• _TO DO_: Please copy the lines below word for word.

• _DATASET_:
[Start]

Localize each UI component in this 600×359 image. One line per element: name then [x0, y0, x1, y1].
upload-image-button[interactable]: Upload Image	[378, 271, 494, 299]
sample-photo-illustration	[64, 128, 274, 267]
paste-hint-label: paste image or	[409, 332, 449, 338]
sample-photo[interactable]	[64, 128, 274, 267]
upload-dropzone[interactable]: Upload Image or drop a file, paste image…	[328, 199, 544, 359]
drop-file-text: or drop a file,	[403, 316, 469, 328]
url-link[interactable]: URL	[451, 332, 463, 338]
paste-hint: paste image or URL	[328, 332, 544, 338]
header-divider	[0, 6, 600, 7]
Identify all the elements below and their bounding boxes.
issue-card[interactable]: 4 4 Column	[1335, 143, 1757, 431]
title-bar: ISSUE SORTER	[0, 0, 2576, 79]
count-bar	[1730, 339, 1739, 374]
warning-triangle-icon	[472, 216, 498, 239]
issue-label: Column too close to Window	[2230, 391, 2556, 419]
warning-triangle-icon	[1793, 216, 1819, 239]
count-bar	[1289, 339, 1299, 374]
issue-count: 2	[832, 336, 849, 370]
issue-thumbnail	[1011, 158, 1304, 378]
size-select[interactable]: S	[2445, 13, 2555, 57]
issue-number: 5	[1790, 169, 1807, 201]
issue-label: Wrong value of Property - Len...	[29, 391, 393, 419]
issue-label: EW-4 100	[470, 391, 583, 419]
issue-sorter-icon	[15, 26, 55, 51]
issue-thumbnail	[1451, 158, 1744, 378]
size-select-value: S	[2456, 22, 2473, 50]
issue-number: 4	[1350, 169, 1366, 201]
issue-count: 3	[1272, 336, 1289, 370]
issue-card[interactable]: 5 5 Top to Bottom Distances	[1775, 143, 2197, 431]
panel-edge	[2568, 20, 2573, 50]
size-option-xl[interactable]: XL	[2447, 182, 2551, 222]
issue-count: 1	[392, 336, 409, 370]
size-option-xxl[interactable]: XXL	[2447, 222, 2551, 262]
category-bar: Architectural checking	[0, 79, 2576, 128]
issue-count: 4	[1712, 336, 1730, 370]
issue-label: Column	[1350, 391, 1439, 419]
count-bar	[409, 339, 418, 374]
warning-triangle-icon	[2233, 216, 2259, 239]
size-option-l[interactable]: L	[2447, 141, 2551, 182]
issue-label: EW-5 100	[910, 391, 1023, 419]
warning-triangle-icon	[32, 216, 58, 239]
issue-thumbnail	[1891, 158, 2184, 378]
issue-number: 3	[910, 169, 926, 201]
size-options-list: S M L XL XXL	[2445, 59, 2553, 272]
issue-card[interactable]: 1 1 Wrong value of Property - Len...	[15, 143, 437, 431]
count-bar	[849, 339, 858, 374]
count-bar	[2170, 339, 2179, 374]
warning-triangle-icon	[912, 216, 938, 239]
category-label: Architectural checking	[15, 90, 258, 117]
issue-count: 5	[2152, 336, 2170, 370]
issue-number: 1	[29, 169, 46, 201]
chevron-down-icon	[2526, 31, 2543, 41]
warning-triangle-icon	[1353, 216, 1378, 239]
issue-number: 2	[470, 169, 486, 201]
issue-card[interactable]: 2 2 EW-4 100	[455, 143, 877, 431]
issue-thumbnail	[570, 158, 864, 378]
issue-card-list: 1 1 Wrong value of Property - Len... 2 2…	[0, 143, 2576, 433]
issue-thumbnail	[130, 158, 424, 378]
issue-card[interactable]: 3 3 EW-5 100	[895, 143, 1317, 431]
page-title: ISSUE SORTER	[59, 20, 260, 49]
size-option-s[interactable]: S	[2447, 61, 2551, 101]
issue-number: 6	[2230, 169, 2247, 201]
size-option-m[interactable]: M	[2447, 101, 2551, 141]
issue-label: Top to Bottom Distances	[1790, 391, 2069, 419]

[End]

• _ANSWER BELOW_:
Localize each UI component in this 600×359 image. One line per element: name then [x0, y0, x1, y1].
upload-image-button[interactable]: Upload Image	[378, 271, 494, 299]
sample-photo-illustration	[64, 128, 274, 267]
paste-hint-label: paste image or	[409, 332, 449, 338]
sample-photo[interactable]	[64, 128, 274, 267]
upload-dropzone[interactable]: Upload Image or drop a file, paste image…	[328, 199, 544, 359]
drop-file-text: or drop a file,	[403, 316, 469, 328]
url-link[interactable]: URL	[451, 332, 463, 338]
paste-hint: paste image or URL	[328, 332, 544, 338]
header-divider	[0, 6, 600, 7]
Identify all the elements below and their bounding boxes.
issue-card[interactable]: 4 4 Column	[1335, 143, 1757, 431]
title-bar: ISSUE SORTER	[0, 0, 2576, 79]
count-bar	[1730, 339, 1739, 374]
warning-triangle-icon	[472, 216, 498, 239]
issue-label: Column too close to Window	[2230, 391, 2556, 419]
warning-triangle-icon	[1793, 216, 1819, 239]
count-bar	[1289, 339, 1299, 374]
issue-count: 2	[832, 336, 849, 370]
issue-thumbnail	[1011, 158, 1304, 378]
size-select[interactable]: S	[2445, 13, 2555, 57]
issue-number: 5	[1790, 169, 1807, 201]
issue-label: Wrong value of Property - Len...	[29, 391, 393, 419]
issue-label: EW-4 100	[470, 391, 583, 419]
issue-sorter-icon	[15, 26, 55, 51]
issue-thumbnail	[1451, 158, 1744, 378]
size-select-value: S	[2456, 22, 2473, 50]
issue-number: 4	[1350, 169, 1366, 201]
issue-count: 3	[1272, 336, 1289, 370]
issue-card[interactable]: 5 5 Top to Bottom Distances	[1775, 143, 2197, 431]
panel-edge	[2568, 20, 2573, 50]
size-option-xl[interactable]: XL	[2447, 182, 2551, 222]
issue-count: 1	[392, 336, 409, 370]
size-option-xxl[interactable]: XXL	[2447, 222, 2551, 262]
category-bar: Architectural checking	[0, 79, 2576, 128]
issue-count: 4	[1712, 336, 1730, 370]
issue-label: Column	[1350, 391, 1439, 419]
count-bar	[409, 339, 418, 374]
warning-triangle-icon	[2233, 216, 2259, 239]
size-option-l[interactable]: L	[2447, 141, 2551, 182]
issue-label: EW-5 100	[910, 391, 1023, 419]
warning-triangle-icon	[32, 216, 58, 239]
issue-thumbnail	[1891, 158, 2184, 378]
issue-number: 3	[910, 169, 926, 201]
size-options-list: S M L XL XXL	[2445, 59, 2553, 272]
issue-card[interactable]: 1 1 Wrong value of Property - Len...	[15, 143, 437, 431]
count-bar	[849, 339, 858, 374]
count-bar	[2170, 339, 2179, 374]
warning-triangle-icon	[912, 216, 938, 239]
category-label: Architectural checking	[15, 90, 258, 117]
issue-count: 5	[2152, 336, 2170, 370]
issue-number: 1	[29, 169, 46, 201]
chevron-down-icon	[2526, 31, 2543, 41]
warning-triangle-icon	[1353, 216, 1378, 239]
issue-number: 2	[470, 169, 486, 201]
issue-card[interactable]: 2 2 EW-4 100	[455, 143, 877, 431]
issue-thumbnail	[570, 158, 864, 378]
issue-card-list: 1 1 Wrong value of Property - Len... 2 2…	[0, 143, 2576, 433]
issue-thumbnail	[130, 158, 424, 378]
issue-card[interactable]: 3 3 EW-5 100	[895, 143, 1317, 431]
page-title: ISSUE SORTER	[59, 20, 260, 49]
size-option-s[interactable]: S	[2447, 61, 2551, 101]
issue-number: 6	[2230, 169, 2247, 201]
size-option-m[interactable]: M	[2447, 101, 2551, 141]
issue-label: Top to Bottom Distances	[1790, 391, 2069, 419]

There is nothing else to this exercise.